§ **DIRECTIONS**
From the entries that follow, pick out all lines holding "Thanks".

- - - - - - -

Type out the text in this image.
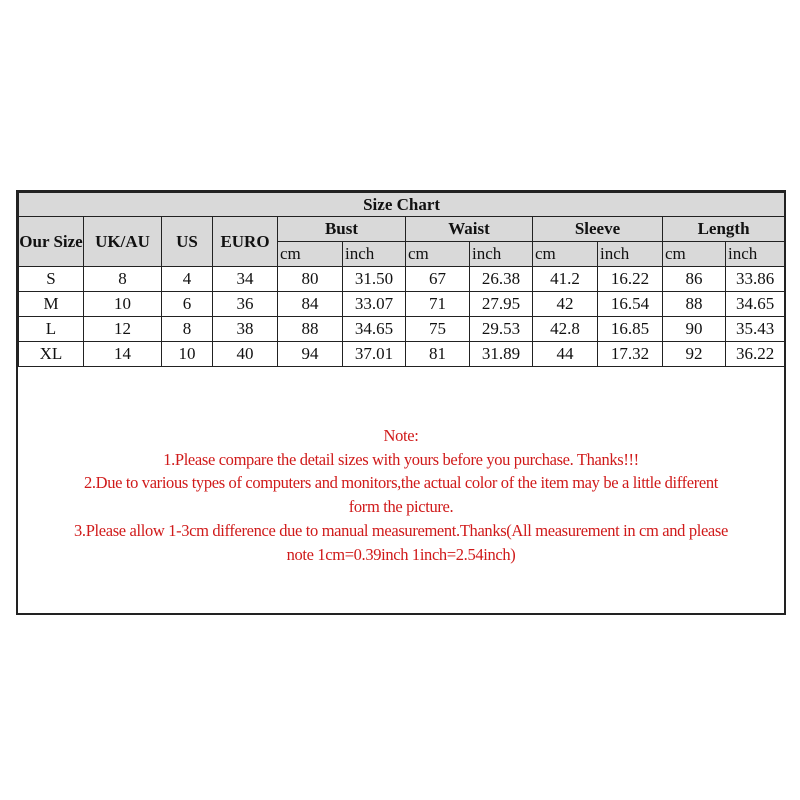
Size Chart											
Our Size	UK/AU	US	EURO	Bust		Waist		Sleeve		Length	
				cm	inch	cm	inch	cm	inch	cm	inch
S	8	4	34	80	31.50	67	26.38	41.2	16.22	86	33.86
M	10	6	36	84	33.07	71	27.95	42	16.54	88	34.65
L	12	8	38	88	34.65	75	29.53	42.8	16.85	90	35.43
XL	14	10	40	94	37.01	81	31.89	44	17.32	92	36.22
Note:
1.Please compare the detail sizes with yours before you purchase. Thanks!!!
2.Due to various types of computers and monitors,the actual color of the item may be a little different
form the picture.
3.Please allow 1-3cm difference due to manual measurement.Thanks(All measurement in cm and please
note 1cm=0.39inch 1inch=2.54inch)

- - - - - - -

§ **ANSWER FOR THE TASK**
1.Please compare the detail sizes with yours before you purchase. Thanks!!!
3.Please allow 1-3cm difference due to manual measurement.Thanks(All measurement in cm and please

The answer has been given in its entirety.